_OBJECTIVE_
Reproduce the entire listing word for word.

_MATERIAL SHOWN_
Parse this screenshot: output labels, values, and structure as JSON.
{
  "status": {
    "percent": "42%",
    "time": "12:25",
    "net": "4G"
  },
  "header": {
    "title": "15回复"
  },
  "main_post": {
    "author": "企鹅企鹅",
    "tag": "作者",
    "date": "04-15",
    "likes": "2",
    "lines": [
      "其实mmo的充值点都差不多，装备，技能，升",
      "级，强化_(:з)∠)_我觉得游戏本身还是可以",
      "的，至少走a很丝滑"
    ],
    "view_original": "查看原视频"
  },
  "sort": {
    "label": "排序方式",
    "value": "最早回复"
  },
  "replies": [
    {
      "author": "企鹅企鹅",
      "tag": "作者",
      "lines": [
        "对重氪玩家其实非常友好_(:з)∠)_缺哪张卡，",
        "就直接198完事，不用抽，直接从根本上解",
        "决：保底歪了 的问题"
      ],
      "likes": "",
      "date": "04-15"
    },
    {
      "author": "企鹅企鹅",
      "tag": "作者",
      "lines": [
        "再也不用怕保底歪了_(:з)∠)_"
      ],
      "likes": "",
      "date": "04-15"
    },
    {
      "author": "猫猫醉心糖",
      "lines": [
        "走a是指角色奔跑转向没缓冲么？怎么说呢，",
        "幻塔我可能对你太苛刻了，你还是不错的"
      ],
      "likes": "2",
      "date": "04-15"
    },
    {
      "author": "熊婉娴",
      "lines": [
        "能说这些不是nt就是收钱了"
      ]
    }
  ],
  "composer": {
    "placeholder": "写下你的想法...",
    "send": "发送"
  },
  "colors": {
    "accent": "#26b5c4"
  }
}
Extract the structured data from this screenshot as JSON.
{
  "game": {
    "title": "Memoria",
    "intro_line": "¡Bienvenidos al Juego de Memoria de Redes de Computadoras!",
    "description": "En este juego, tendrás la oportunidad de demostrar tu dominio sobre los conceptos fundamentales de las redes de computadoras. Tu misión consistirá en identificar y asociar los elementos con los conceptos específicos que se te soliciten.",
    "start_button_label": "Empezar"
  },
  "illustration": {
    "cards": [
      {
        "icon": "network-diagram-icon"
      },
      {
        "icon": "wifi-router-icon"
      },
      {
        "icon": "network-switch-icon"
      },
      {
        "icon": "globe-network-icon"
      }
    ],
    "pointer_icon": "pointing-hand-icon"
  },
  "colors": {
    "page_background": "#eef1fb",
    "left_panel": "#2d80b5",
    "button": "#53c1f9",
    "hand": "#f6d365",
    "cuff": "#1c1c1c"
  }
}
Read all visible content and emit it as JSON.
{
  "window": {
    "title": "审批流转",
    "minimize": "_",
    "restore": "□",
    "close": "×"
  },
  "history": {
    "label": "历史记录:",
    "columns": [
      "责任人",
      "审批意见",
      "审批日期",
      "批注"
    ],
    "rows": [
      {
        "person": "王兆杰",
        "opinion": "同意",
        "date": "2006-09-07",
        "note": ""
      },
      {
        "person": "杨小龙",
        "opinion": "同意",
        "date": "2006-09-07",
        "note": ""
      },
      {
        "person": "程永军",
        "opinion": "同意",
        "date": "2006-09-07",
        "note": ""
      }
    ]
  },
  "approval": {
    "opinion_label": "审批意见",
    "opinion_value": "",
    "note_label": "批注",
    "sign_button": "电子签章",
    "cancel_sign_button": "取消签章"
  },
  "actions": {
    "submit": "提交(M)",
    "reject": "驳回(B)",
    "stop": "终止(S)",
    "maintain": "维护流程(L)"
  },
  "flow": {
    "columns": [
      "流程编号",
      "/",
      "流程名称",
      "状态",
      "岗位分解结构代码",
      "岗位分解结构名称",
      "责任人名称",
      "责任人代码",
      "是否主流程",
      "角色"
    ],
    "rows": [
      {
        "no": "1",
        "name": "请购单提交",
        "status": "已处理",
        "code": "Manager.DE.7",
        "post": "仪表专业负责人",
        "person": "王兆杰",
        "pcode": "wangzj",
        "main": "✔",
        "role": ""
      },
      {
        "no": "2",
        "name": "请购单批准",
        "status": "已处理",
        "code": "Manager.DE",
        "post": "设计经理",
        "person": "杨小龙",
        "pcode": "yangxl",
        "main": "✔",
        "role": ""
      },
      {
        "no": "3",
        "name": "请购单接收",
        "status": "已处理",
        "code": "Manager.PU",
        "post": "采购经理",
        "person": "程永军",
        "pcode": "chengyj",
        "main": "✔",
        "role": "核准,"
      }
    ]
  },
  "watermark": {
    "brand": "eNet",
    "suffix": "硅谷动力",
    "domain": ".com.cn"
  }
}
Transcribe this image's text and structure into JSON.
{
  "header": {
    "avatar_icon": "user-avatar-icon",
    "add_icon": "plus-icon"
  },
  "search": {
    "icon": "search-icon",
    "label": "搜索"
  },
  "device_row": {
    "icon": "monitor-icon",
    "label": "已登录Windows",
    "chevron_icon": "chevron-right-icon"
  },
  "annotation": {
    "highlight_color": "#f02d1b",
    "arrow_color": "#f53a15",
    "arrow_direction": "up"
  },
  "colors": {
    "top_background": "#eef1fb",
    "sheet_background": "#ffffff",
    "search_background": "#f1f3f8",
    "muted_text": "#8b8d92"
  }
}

_COMPLETED TASK_
Parse this screenshot: output labels, values, and structure as JSON.
{
  "status": {
    "percent": "42%",
    "time": "12:25",
    "net": "4G"
  },
  "header": {
    "title": "15回复"
  },
  "main_post": {
    "author": "企鹅企鹅",
    "tag": "作者",
    "date": "04-15",
    "likes": "2",
    "lines": [
      "其实mmo的充值点都差不多，装备，技能，升",
      "级，强化_(:з)∠)_我觉得游戏本身还是可以",
      "的，至少走a很丝滑"
    ],
    "view_original": "查看原视频"
  },
  "sort": {
    "label": "排序方式",
    "value": "最早回复"
  },
  "replies": [
    {
      "author": "企鹅企鹅",
      "tag": "作者",
      "lines": [
        "对重氪玩家其实非常友好_(:з)∠)_缺哪张卡，",
        "就直接198完事，不用抽，直接从根本上解",
        "决：保底歪了 的问题"
      ],
      "likes": "",
      "date": "04-15"
    },
    {
      "author": "企鹅企鹅",
      "tag": "作者",
      "lines": [
        "再也不用怕保底歪了_(:з)∠)_"
      ],
      "likes": "",
      "date": "04-15"
    },
    {
      "author": "猫猫醉心糖",
      "lines": [
        "走a是指角色奔跑转向没缓冲么？怎么说呢，",
        "幻塔我可能对你太苛刻了，你还是不错的"
      ],
      "likes": "2",
      "date": "04-15"
    },
    {
      "author": "熊婉娴",
      "lines": [
        "能说这些不是nt就是收钱了"
      ]
    }
  ],
  "composer": {
    "placeholder": "写下你的想法...",
    "send": "发送"
  },
  "colors": {
    "accent": "#26b5c4"
  }
}
Extract the structured data from this screenshot as JSON.
{
  "game": {
    "title": "Memoria",
    "intro_line": "¡Bienvenidos al Juego de Memoria de Redes de Computadoras!",
    "description": "En este juego, tendrás la oportunidad de demostrar tu dominio sobre los conceptos fundamentales de las redes de computadoras. Tu misión consistirá en identificar y asociar los elementos con los conceptos específicos que se te soliciten.",
    "start_button_label": "Empezar"
  },
  "illustration": {
    "cards": [
      {
        "icon": "network-diagram-icon"
      },
      {
        "icon": "wifi-router-icon"
      },
      {
        "icon": "network-switch-icon"
      },
      {
        "icon": "globe-network-icon"
      }
    ],
    "pointer_icon": "pointing-hand-icon"
  },
  "colors": {
    "page_background": "#eef1fb",
    "left_panel": "#2d80b5",
    "button": "#53c1f9",
    "hand": "#f6d365",
    "cuff": "#1c1c1c"
  }
}
Read all visible content and emit it as JSON.
{
  "window": {
    "title": "审批流转",
    "minimize": "_",
    "restore": "□",
    "close": "×"
  },
  "history": {
    "label": "历史记录:",
    "columns": [
      "责任人",
      "审批意见",
      "审批日期",
      "批注"
    ],
    "rows": [
      {
        "person": "王兆杰",
        "opinion": "同意",
        "date": "2006-09-07",
        "note": ""
      },
      {
        "person": "杨小龙",
        "opinion": "同意",
        "date": "2006-09-07",
        "note": ""
      },
      {
        "person": "程永军",
        "opinion": "同意",
        "date": "2006-09-07",
        "note": ""
      }
    ]
  },
  "approval": {
    "opinion_label": "审批意见",
    "opinion_value": "",
    "note_label": "批注",
    "sign_button": "电子签章",
    "cancel_sign_button": "取消签章"
  },
  "actions": {
    "submit": "提交(M)",
    "reject": "驳回(B)",
    "stop": "终止(S)",
    "maintain": "维护流程(L)"
  },
  "flow": {
    "columns": [
      "流程编号",
      "/",
      "流程名称",
      "状态",
      "岗位分解结构代码",
      "岗位分解结构名称",
      "责任人名称",
      "责任人代码",
      "是否主流程",
      "角色"
    ],
    "rows": [
      {
        "no": "1",
        "name": "请购单提交",
        "status": "已处理",
        "code": "Manager.DE.7",
        "post": "仪表专业负责人",
        "person": "王兆杰",
        "pcode": "wangzj",
        "main": "✔",
        "role": ""
      },
      {
        "no": "2",
        "name": "请购单批准",
        "status": "已处理",
        "code": "Manager.DE",
        "post": "设计经理",
        "person": "杨小龙",
        "pcode": "yangxl",
        "main": "✔",
        "role": ""
      },
      {
        "no": "3",
        "name": "请购单接收",
        "status": "已处理",
        "code": "Manager.PU",
        "post": "采购经理",
        "person": "程永军",
        "pcode": "chengyj",
        "main": "✔",
        "role": "核准,"
      }
    ]
  },
  "watermark": {
    "brand": "eNet",
    "suffix": "硅谷动力",
    "domain": ".com.cn"
  }
}
Transcribe this image's text and structure into JSON.
{
  "header": {
    "avatar_icon": "user-avatar-icon",
    "add_icon": "plus-icon"
  },
  "search": {
    "icon": "search-icon",
    "label": "搜索"
  },
  "device_row": {
    "icon": "monitor-icon",
    "label": "已登录Windows",
    "chevron_icon": "chevron-right-icon"
  },
  "annotation": {
    "highlight_color": "#f02d1b",
    "arrow_color": "#f53a15",
    "arrow_direction": "up"
  },
  "colors": {
    "top_background": "#eef1fb",
    "sheet_background": "#ffffff",
    "search_background": "#f1f3f8",
    "muted_text": "#8b8d92"
  }
}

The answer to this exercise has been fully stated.